## begin

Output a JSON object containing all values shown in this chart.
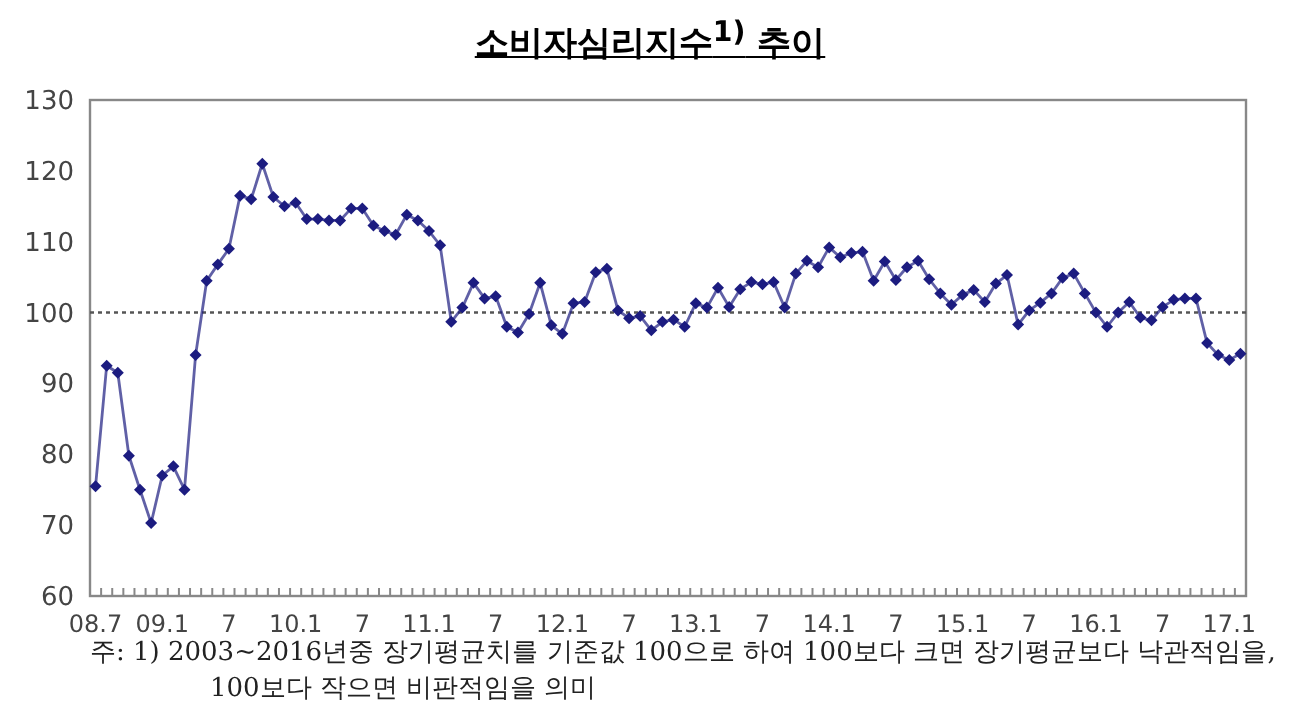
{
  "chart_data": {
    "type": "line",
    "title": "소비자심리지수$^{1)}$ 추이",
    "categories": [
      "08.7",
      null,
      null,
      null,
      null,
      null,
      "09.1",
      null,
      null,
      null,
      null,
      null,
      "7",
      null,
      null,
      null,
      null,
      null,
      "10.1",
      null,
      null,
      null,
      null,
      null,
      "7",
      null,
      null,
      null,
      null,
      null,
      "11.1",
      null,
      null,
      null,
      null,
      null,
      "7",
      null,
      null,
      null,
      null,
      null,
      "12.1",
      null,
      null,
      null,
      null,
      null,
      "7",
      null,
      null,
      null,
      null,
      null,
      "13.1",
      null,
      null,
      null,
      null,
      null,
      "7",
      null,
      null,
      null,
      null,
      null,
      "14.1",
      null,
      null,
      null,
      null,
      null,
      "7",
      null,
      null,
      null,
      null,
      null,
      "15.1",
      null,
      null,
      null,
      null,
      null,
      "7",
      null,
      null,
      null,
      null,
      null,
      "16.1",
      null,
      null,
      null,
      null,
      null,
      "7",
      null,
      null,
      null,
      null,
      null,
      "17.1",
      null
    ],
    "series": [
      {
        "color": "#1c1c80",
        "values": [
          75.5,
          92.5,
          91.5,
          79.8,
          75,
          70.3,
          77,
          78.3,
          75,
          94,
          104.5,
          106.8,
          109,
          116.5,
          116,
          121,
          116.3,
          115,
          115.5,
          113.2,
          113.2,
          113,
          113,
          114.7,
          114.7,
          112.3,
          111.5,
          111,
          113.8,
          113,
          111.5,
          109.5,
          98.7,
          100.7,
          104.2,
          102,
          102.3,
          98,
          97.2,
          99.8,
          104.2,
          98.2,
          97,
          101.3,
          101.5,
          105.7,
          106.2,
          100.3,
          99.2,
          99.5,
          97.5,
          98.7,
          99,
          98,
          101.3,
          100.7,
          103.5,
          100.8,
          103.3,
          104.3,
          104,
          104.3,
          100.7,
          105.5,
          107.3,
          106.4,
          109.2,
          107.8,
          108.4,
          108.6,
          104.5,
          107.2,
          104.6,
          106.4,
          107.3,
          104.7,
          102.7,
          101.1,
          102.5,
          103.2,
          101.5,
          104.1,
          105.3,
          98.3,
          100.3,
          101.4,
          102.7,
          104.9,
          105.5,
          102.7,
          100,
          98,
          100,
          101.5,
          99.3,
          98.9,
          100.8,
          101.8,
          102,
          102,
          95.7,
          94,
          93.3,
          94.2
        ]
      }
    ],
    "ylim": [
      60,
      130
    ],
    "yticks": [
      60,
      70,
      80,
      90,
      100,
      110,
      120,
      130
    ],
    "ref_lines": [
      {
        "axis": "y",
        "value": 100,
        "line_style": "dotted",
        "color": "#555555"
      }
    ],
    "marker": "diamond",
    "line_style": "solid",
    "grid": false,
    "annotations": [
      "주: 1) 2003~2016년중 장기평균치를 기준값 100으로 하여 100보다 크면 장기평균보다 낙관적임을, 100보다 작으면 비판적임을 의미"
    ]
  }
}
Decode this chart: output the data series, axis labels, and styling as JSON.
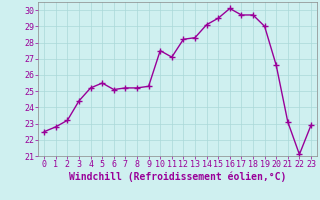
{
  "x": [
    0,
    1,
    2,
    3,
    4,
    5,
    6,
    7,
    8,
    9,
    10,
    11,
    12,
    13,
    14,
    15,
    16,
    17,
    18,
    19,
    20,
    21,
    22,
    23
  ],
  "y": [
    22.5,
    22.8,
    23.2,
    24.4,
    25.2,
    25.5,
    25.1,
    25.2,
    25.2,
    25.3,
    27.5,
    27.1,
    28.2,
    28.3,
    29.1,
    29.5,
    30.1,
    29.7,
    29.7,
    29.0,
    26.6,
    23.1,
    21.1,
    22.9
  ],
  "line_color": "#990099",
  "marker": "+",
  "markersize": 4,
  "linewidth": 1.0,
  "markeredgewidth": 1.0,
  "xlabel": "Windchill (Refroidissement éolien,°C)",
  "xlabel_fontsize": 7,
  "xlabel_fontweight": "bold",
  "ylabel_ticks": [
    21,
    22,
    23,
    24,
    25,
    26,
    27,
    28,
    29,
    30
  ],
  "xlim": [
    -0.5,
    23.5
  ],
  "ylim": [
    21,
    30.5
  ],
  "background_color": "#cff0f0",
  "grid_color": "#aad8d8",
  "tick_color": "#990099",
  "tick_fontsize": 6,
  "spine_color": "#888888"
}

## end

(PROBLEM DESCRIPTION): From the material above, reproduce everything verbatim except the pictures.

(EXERCISE RESPONSE):
Output a JSON object containing all values shown in this chart.
{
  "chart_data": {
    "type": "line",
    "title": "소비자심리지수$^{1)}$ 추이",
    "categories": [
      "08.7",
      null,
      null,
      null,
      null,
      null,
      "09.1",
      null,
      null,
      null,
      null,
      null,
      "7",
      null,
      null,
      null,
      null,
      null,
      "10.1",
      null,
      null,
      null,
      null,
      null,
      "7",
      null,
      null,
      null,
      null,
      null,
      "11.1",
      null,
      null,
      null,
      null,
      null,
      "7",
      null,
      null,
      null,
      null,
      null,
      "12.1",
      null,
      null,
      null,
      null,
      null,
      "7",
      null,
      null,
      null,
      null,
      null,
      "13.1",
      null,
      null,
      null,
      null,
      null,
      "7",
      null,
      null,
      null,
      null,
      null,
      "14.1",
      null,
      null,
      null,
      null,
      null,
      "7",
      null,
      null,
      null,
      null,
      null,
      "15.1",
      null,
      null,
      null,
      null,
      null,
      "7",
      null,
      null,
      null,
      null,
      null,
      "16.1",
      null,
      null,
      null,
      null,
      null,
      "7",
      null,
      null,
      null,
      null,
      null,
      "17.1",
      null
    ],
    "series": [
      {
        "color": "#1c1c80",
        "values": [
          75.5,
          92.5,
          91.5,
          79.8,
          75,
          70.3,
          77,
          78.3,
          75,
          94,
          104.5,
          106.8,
          109,
          116.5,
          116,
          121,
          116.3,
          115,
          115.5,
          113.2,
          113.2,
          113,
          113,
          114.7,
          114.7,
          112.3,
          111.5,
          111,
          113.8,
          113,
          111.5,
          109.5,
          98.7,
          100.7,
          104.2,
          102,
          102.3,
          98,
          97.2,
          99.8,
          104.2,
          98.2,
          97,
          101.3,
          101.5,
          105.7,
          106.2,
          100.3,
          99.2,
          99.5,
          97.5,
          98.7,
          99,
          98,
          101.3,
          100.7,
          103.5,
          100.8,
          103.3,
          104.3,
          104,
          104.3,
          100.7,
          105.5,
          107.3,
          106.4,
          109.2,
          107.8,
          108.4,
          108.6,
          104.5,
          107.2,
          104.6,
          106.4,
          107.3,
          104.7,
          102.7,
          101.1,
          102.5,
          103.2,
          101.5,
          104.1,
          105.3,
          98.3,
          100.3,
          101.4,
          102.7,
          104.9,
          105.5,
          102.7,
          100,
          98,
          100,
          101.5,
          99.3,
          98.9,
          100.8,
          101.8,
          102,
          102,
          95.7,
          94,
          93.3,
          94.2
        ]
      }
    ],
    "ylim": [
      60,
      130
    ],
    "yticks": [
      60,
      70,
      80,
      90,
      100,
      110,
      120,
      130
    ],
    "ref_lines": [
      {
        "axis": "y",
        "value": 100,
        "line_style": "dotted",
        "color": "#555555"
      }
    ],
    "marker": "diamond",
    "line_style": "solid",
    "grid": false,
    "annotations": [
      "주: 1) 2003~2016년중 장기평균치를 기준값 100으로 하여 100보다 크면 장기평균보다 낙관적임을, 100보다 작으면 비판적임을 의미"
    ]
  }
}
Decode this chart: output the data series, axis labels, and styling as JSON.
{
  "x": [
    0,
    1,
    2,
    3,
    4,
    5,
    6,
    7,
    8,
    9,
    10,
    11,
    12,
    13,
    14,
    15,
    16,
    17,
    18,
    19,
    20,
    21,
    22,
    23
  ],
  "y": [
    22.5,
    22.8,
    23.2,
    24.4,
    25.2,
    25.5,
    25.1,
    25.2,
    25.2,
    25.3,
    27.5,
    27.1,
    28.2,
    28.3,
    29.1,
    29.5,
    30.1,
    29.7,
    29.7,
    29.0,
    26.6,
    23.1,
    21.1,
    22.9
  ],
  "line_color": "#990099",
  "marker": "+",
  "markersize": 4,
  "linewidth": 1.0,
  "markeredgewidth": 1.0,
  "xlabel": "Windchill (Refroidissement éolien,°C)",
  "xlabel_fontsize": 7,
  "xlabel_fontweight": "bold",
  "ylabel_ticks": [
    21,
    22,
    23,
    24,
    25,
    26,
    27,
    28,
    29,
    30
  ],
  "xlim": [
    -0.5,
    23.5
  ],
  "ylim": [
    21,
    30.5
  ],
  "background_color": "#cff0f0",
  "grid_color": "#aad8d8",
  "tick_color": "#990099",
  "tick_fontsize": 6,
  "spine_color": "#888888"
}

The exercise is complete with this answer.